- Opening Delimiter -

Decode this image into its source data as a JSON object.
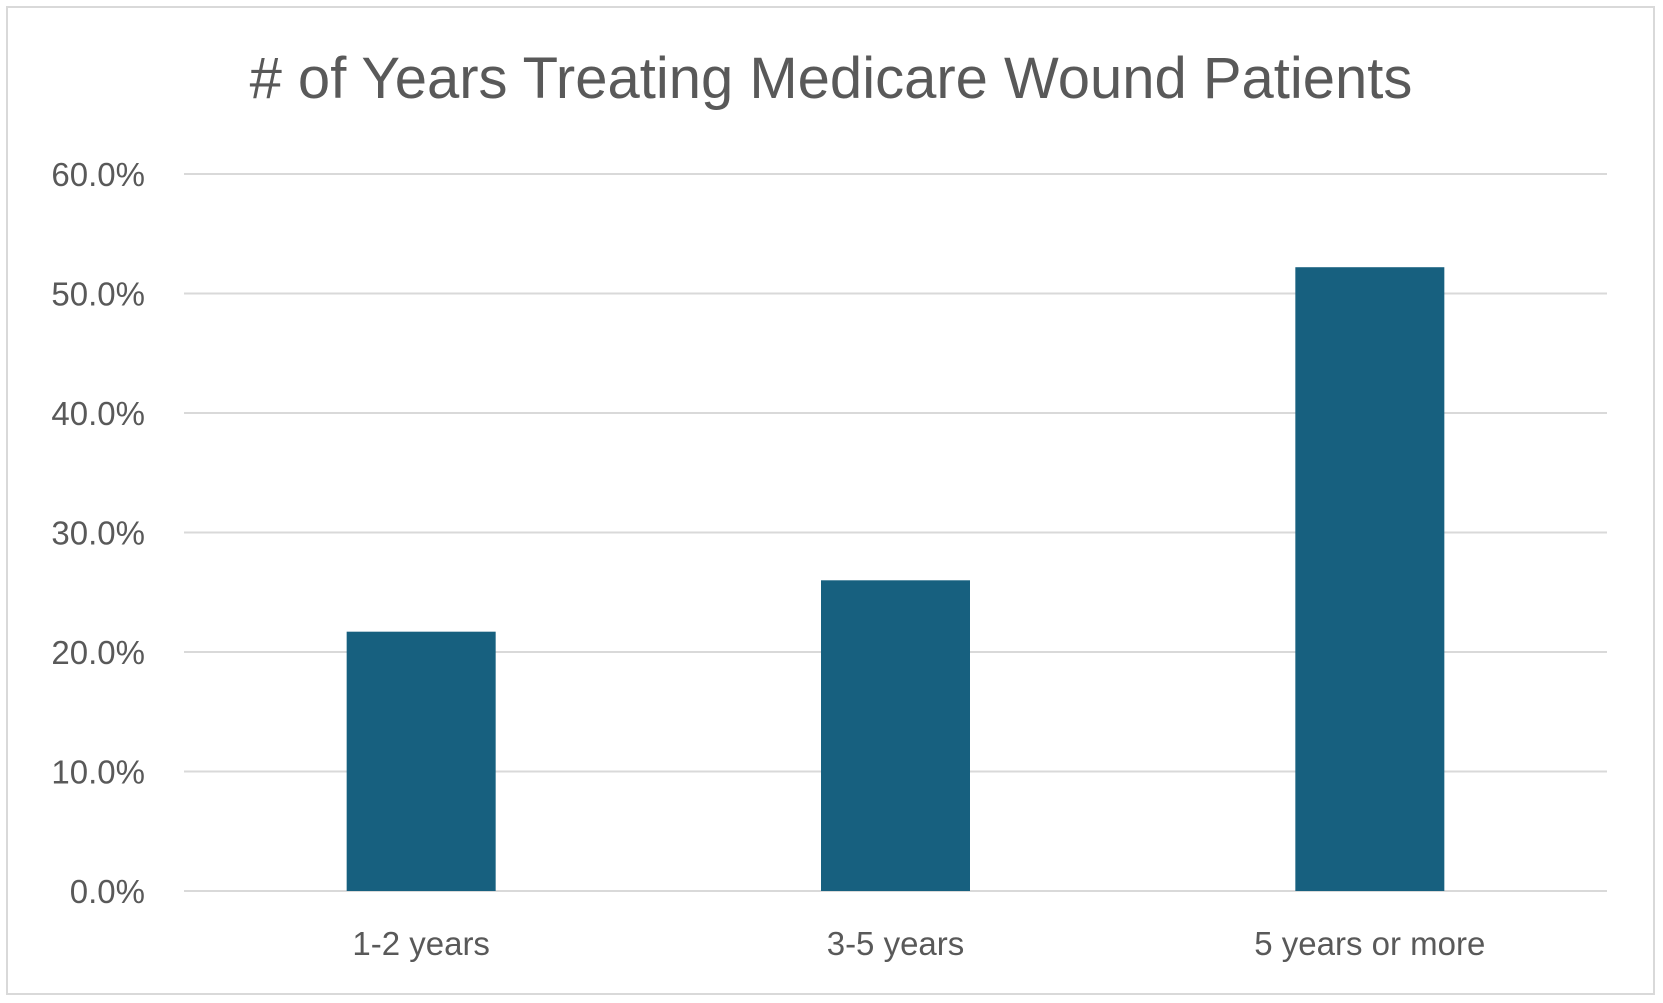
{
  "chart_data": {
    "type": "bar",
    "title": "# of Years Treating Medicare Wound Patients",
    "categories": [
      "1-2 years",
      "3-5 years",
      "5 years or more"
    ],
    "values": [
      21.7,
      26.0,
      52.2
    ],
    "ylim": [
      0,
      60
    ],
    "yticks": [
      {
        "value": 0,
        "label": "0.0%"
      },
      {
        "value": 10,
        "label": "10.0%"
      },
      {
        "value": 20,
        "label": "20.0%"
      },
      {
        "value": 30,
        "label": "30.0%"
      },
      {
        "value": 40,
        "label": "40.0%"
      },
      {
        "value": 50,
        "label": "50.0%"
      },
      {
        "value": 60,
        "label": "60.0%"
      }
    ],
    "grid": true,
    "legend": "none",
    "bar_color": "#17607f"
  }
}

- Closing Delimiter -

→ **YOUR INSTRUCTIONS**
The entire listing above, minus its pictures, should be copied out exactly.

→ **RESPONSE AREA**
Decode this image into its source data as a JSON object.
{
  "chart_data": {
    "type": "bar",
    "title": "# of Years Treating Medicare Wound Patients",
    "categories": [
      "1-2 years",
      "3-5 years",
      "5 years or more"
    ],
    "values": [
      21.7,
      26.0,
      52.2
    ],
    "ylim": [
      0,
      60
    ],
    "yticks": [
      {
        "value": 0,
        "label": "0.0%"
      },
      {
        "value": 10,
        "label": "10.0%"
      },
      {
        "value": 20,
        "label": "20.0%"
      },
      {
        "value": 30,
        "label": "30.0%"
      },
      {
        "value": 40,
        "label": "40.0%"
      },
      {
        "value": 50,
        "label": "50.0%"
      },
      {
        "value": 60,
        "label": "60.0%"
      }
    ],
    "grid": true,
    "legend": "none",
    "bar_color": "#17607f"
  }
}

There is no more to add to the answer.